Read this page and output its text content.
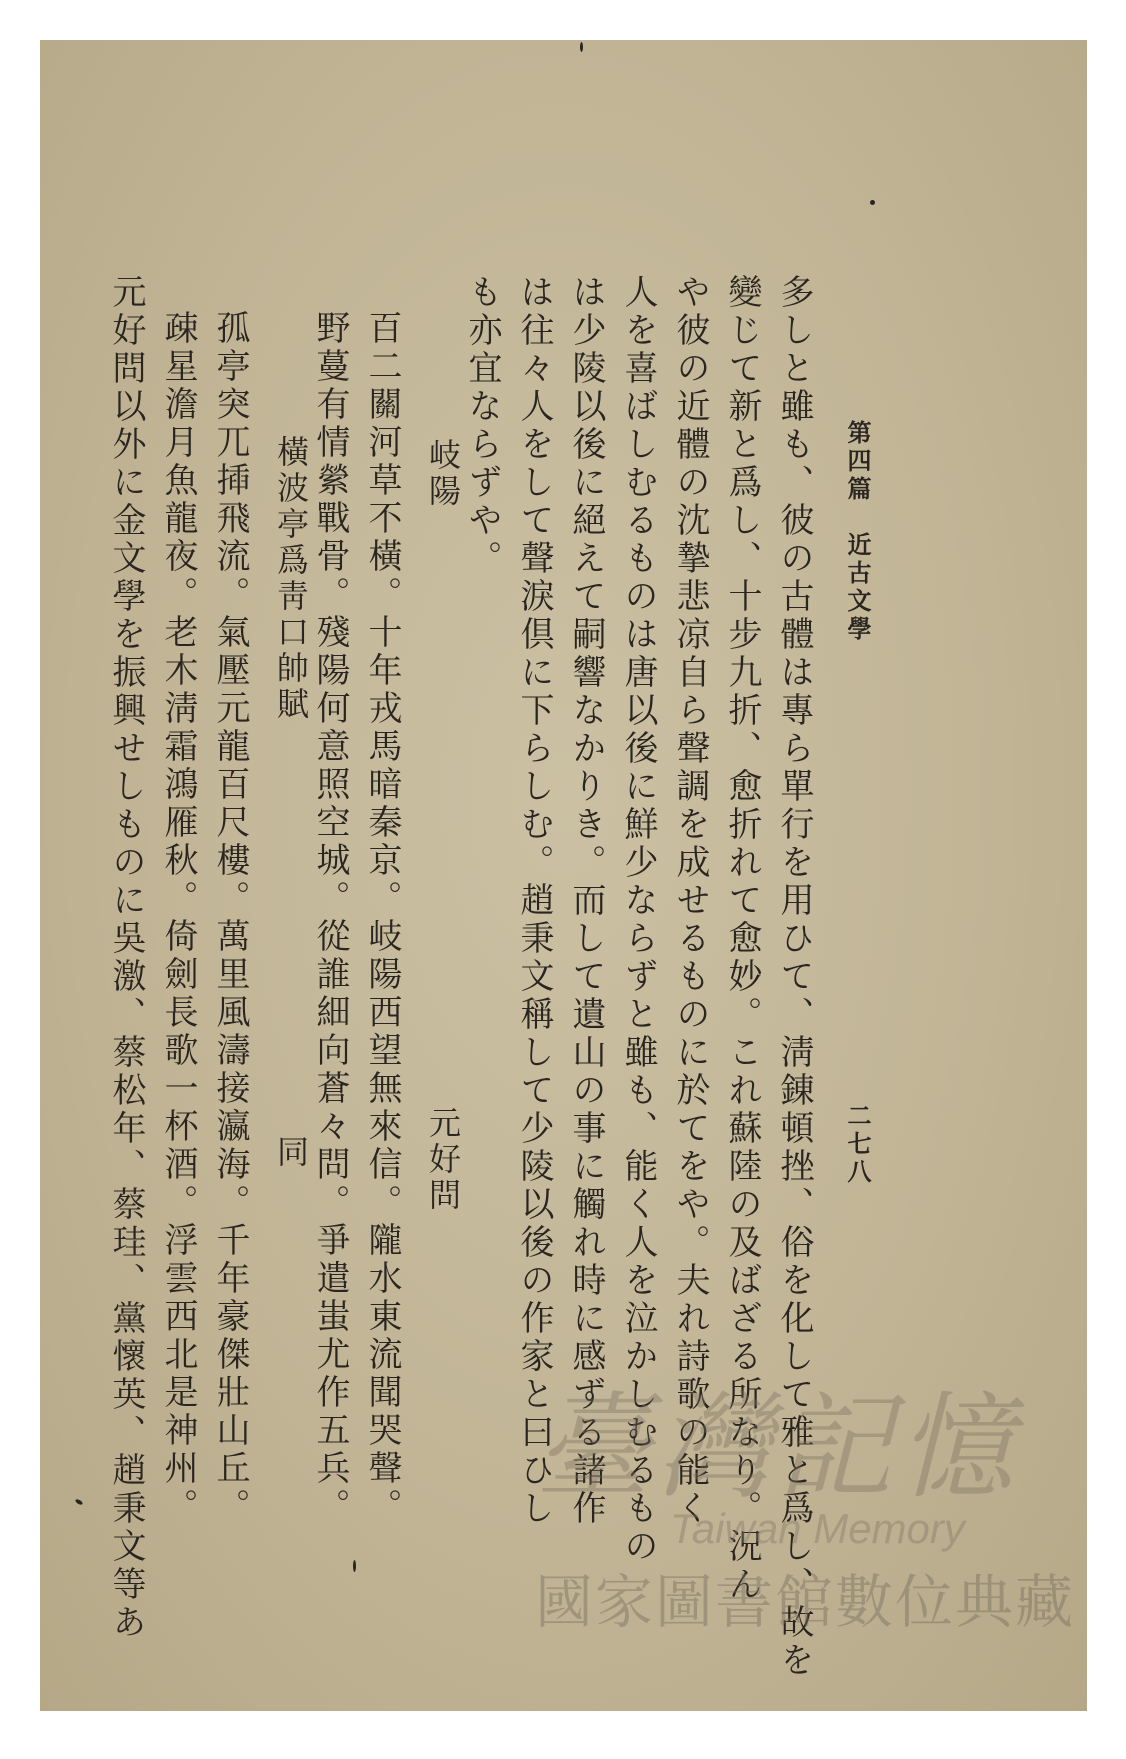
第四篇　近古文學
二七八
多しと雖も、彼の古體は專ら單行を用ひて、淸錬頓挫、俗を化して雅と爲し、故を
變じて新と爲し、十步九折、愈折れて愈妙。これ蘇陸の及ばざる所なり。況ん
や彼の近體の沈摯悲凉自ら聲調を成せるものに於てをや。夫れ詩歌の能く
人を喜ばしむるものは唐以後に鮮少ならずと雖も、能く人を泣かしむるもの
は少陵以後に絕えて嗣響なかりき。而して遺山の事に觸れ時に感ずる諸作
は往々人をして聲淚倶に下らしむ。趙秉文稱して少陵以後の作家と曰ひし
も亦宜ならずや。
岐陽
元好問
百二關河草不橫。十年戎馬暗秦京。岐陽西望無來信。隴水東流聞哭聲。
野蔓有情縈戰骨。殘陽何意照空城。從誰細向蒼々問。爭遣蚩尤作五兵。
橫波亭爲靑口帥賦
同
孤亭突兀揷飛流。氣壓元龍百尺樓。萬里風濤接瀛海。千年豪傑壯山丘。
疎星澹月魚龍夜。老木淸霜鴻雁秋。倚劍長歌一杯酒。浮雲西北是神州。
元好問以外に金文學を振興せしものに吳激、蔡松年、蔡珪、黨懷英、趙秉文等あ	臺灣記憶
Taiwan Memory
國家圖書館數位典藏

■ ■ ■ ■

Each entry shown above must be quoted exactly, with its pictures left out.

-- ANSWER IN FULL --
Read this page and output its text content.
第四篇　近古文學
二七八
多しと雖も、彼の古體は專ら單行を用ひて、淸錬頓挫、俗を化して雅と爲し、故を
變じて新と爲し、十步九折、愈折れて愈妙。これ蘇陸の及ばざる所なり。況ん
や彼の近體の沈摯悲凉自ら聲調を成せるものに於てをや。夫れ詩歌の能く
人を喜ばしむるものは唐以後に鮮少ならずと雖も、能く人を泣かしむるもの
は少陵以後に絕えて嗣響なかりき。而して遺山の事に觸れ時に感ずる諸作
は往々人をして聲淚倶に下らしむ。趙秉文稱して少陵以後の作家と曰ひし
も亦宜ならずや。
岐陽
元好問
百二關河草不橫。十年戎馬暗秦京。岐陽西望無來信。隴水東流聞哭聲。
野蔓有情縈戰骨。殘陽何意照空城。從誰細向蒼々問。爭遣蚩尤作五兵。
橫波亭爲靑口帥賦
同
孤亭突兀揷飛流。氣壓元龍百尺樓。萬里風濤接瀛海。千年豪傑壯山丘。
疎星澹月魚龍夜。老木淸霜鴻雁秋。倚劍長歌一杯酒。浮雲西北是神州。
元好問以外に金文學を振興せしものに吳激、蔡松年、蔡珪、黨懷英、趙秉文等あ	臺灣記憶
Taiwan Memory
國家圖書館數位典藏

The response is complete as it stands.